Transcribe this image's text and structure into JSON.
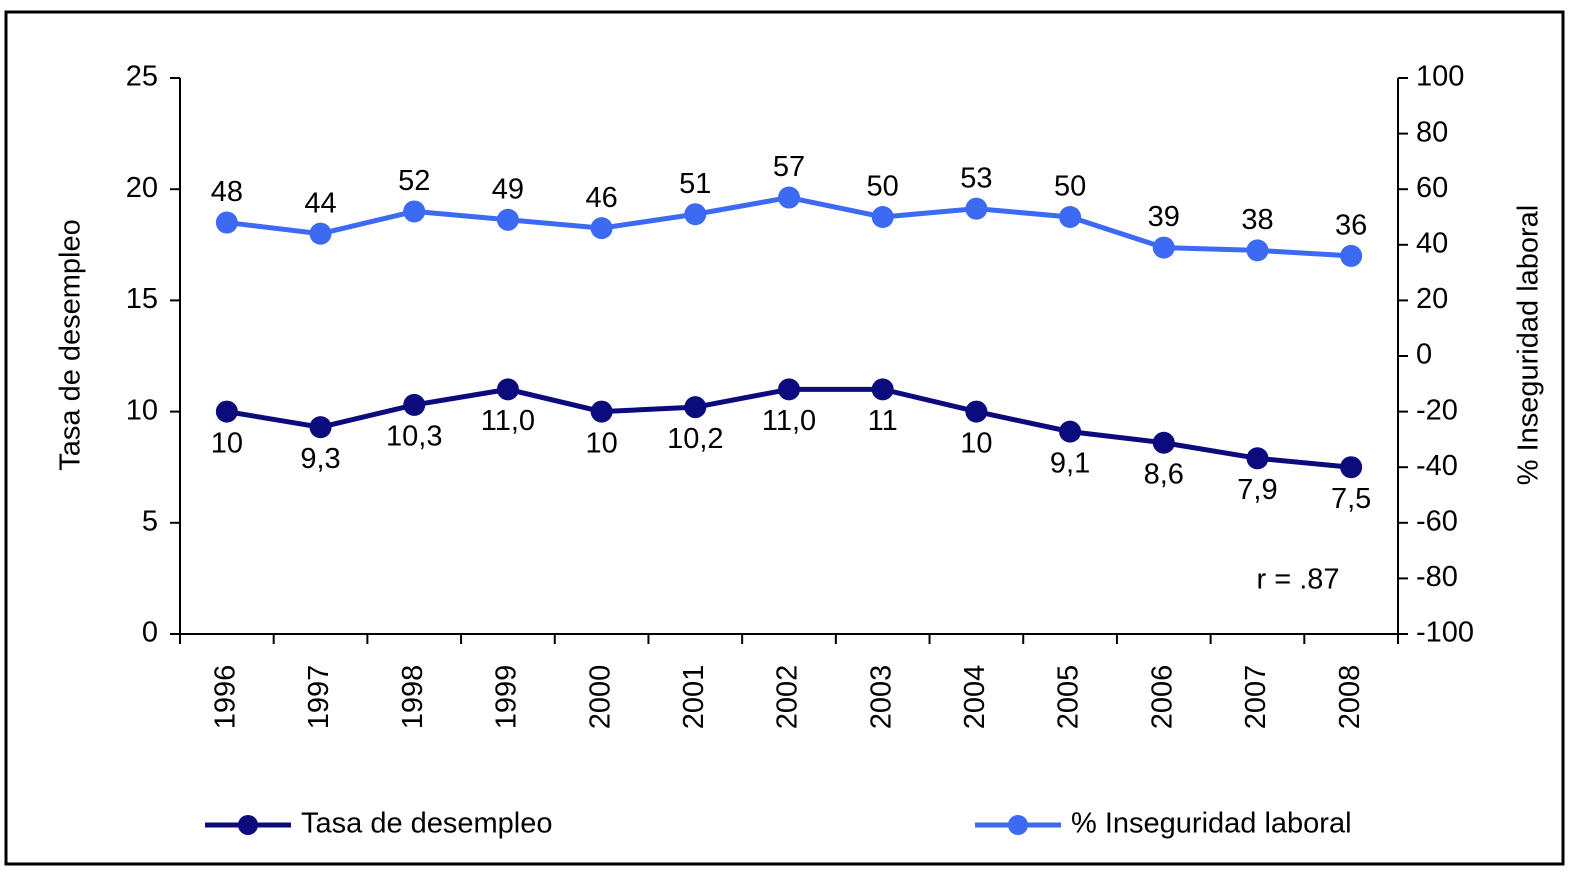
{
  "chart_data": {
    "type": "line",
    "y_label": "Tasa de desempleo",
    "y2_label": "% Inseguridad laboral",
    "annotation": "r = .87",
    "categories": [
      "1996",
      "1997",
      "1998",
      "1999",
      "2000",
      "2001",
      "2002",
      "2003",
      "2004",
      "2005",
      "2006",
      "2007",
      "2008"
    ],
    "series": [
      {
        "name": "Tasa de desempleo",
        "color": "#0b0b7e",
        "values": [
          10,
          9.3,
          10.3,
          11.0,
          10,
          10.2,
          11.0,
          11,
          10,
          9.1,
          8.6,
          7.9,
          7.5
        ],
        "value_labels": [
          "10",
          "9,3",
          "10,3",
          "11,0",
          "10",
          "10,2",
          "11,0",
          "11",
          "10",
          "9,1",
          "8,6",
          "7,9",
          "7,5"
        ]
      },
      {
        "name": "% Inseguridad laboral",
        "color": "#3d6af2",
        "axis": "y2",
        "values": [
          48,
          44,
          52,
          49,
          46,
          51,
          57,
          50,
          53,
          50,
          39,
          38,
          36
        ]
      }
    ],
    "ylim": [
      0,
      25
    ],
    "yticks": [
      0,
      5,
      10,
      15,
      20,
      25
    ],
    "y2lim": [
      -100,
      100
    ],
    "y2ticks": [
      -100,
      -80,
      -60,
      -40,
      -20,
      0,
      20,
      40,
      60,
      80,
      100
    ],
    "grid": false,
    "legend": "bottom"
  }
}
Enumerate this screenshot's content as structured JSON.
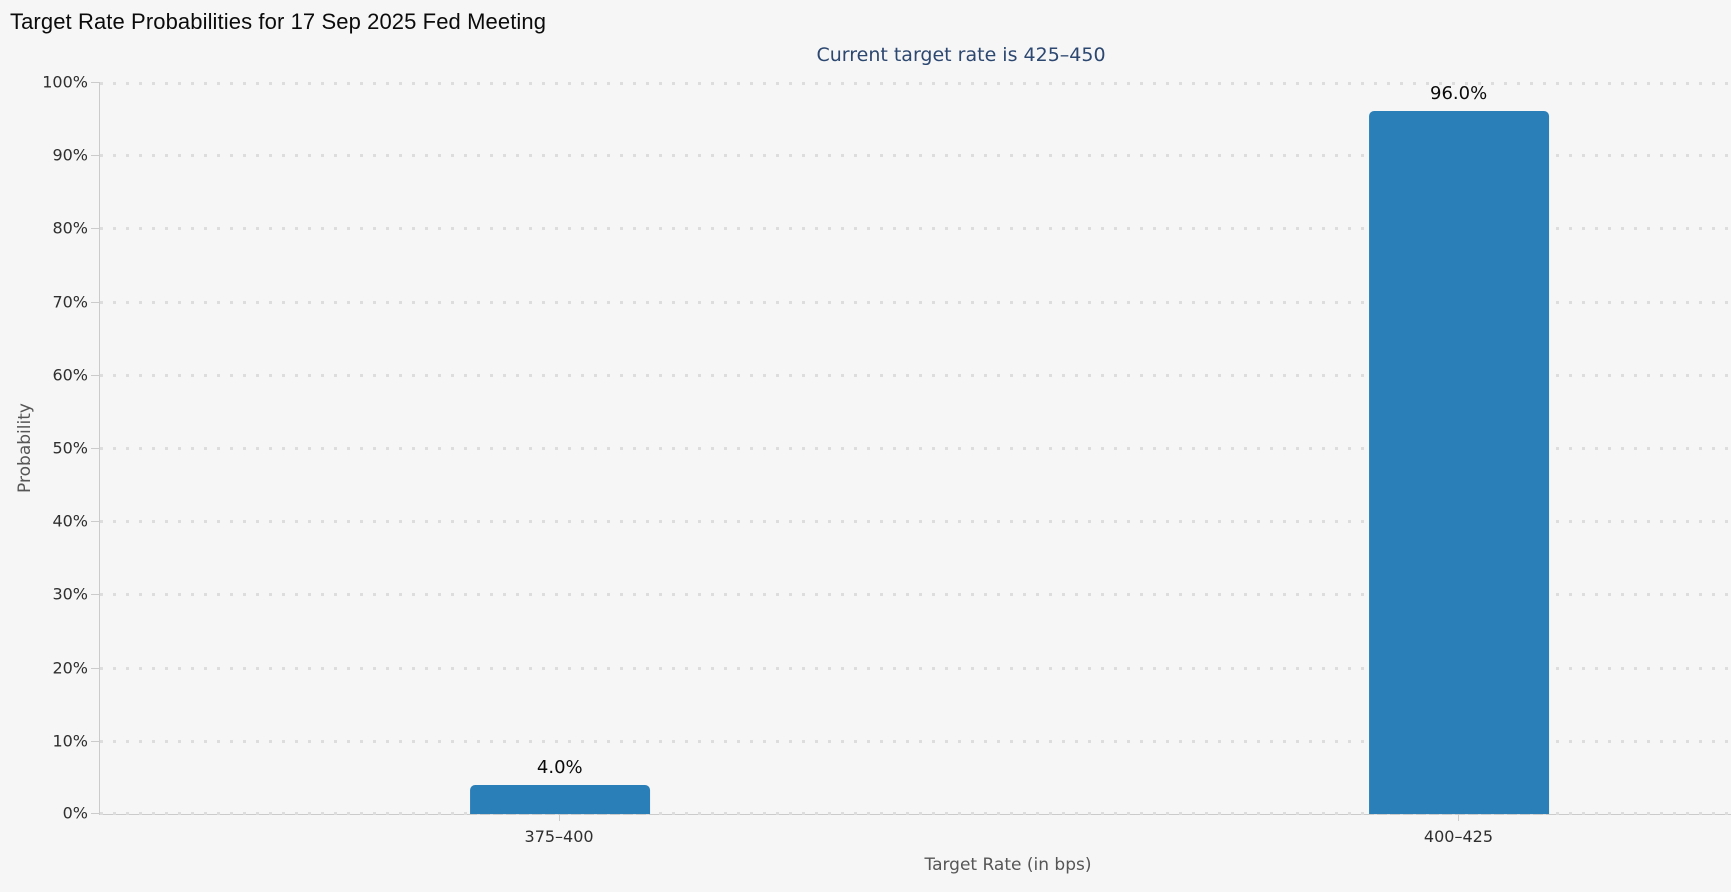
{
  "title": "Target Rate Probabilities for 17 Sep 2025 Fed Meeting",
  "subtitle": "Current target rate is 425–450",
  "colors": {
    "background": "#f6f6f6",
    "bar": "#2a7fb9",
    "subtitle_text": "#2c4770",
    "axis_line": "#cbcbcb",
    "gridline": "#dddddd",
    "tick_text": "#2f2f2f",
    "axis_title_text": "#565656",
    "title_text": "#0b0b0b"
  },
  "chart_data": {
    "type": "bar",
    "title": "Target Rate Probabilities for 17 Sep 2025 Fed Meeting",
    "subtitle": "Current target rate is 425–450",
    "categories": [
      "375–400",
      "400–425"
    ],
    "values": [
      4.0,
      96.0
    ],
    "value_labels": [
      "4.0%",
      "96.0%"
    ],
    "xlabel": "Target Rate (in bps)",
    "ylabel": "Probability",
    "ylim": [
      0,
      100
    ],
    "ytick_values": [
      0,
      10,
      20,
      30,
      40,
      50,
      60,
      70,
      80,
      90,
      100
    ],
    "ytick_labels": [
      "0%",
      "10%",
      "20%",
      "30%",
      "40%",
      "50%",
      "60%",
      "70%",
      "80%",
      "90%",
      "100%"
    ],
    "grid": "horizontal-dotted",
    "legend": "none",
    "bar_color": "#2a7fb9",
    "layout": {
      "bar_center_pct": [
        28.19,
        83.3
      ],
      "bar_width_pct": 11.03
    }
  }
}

What is expected -> Everything from the line containing "Enumerate this screenshot's" through the last line of the entries must be repeated verbatim, except pictures.

Response ->
Enumerate this screenshot's content as structured JSON.
{
  "title": "Target Rate Probabilities for 17 Sep 2025 Fed Meeting",
  "subtitle": "Current target rate is 425–450",
  "colors": {
    "background": "#f6f6f6",
    "bar": "#2a7fb9",
    "subtitle_text": "#2c4770",
    "axis_line": "#cbcbcb",
    "gridline": "#dddddd",
    "tick_text": "#2f2f2f",
    "axis_title_text": "#565656",
    "title_text": "#0b0b0b"
  },
  "chart_data": {
    "type": "bar",
    "title": "Target Rate Probabilities for 17 Sep 2025 Fed Meeting",
    "subtitle": "Current target rate is 425–450",
    "categories": [
      "375–400",
      "400–425"
    ],
    "values": [
      4.0,
      96.0
    ],
    "value_labels": [
      "4.0%",
      "96.0%"
    ],
    "xlabel": "Target Rate (in bps)",
    "ylabel": "Probability",
    "ylim": [
      0,
      100
    ],
    "ytick_values": [
      0,
      10,
      20,
      30,
      40,
      50,
      60,
      70,
      80,
      90,
      100
    ],
    "ytick_labels": [
      "0%",
      "10%",
      "20%",
      "30%",
      "40%",
      "50%",
      "60%",
      "70%",
      "80%",
      "90%",
      "100%"
    ],
    "grid": "horizontal-dotted",
    "legend": "none",
    "bar_color": "#2a7fb9",
    "layout": {
      "bar_center_pct": [
        28.19,
        83.3
      ],
      "bar_width_pct": 11.03
    }
  }
}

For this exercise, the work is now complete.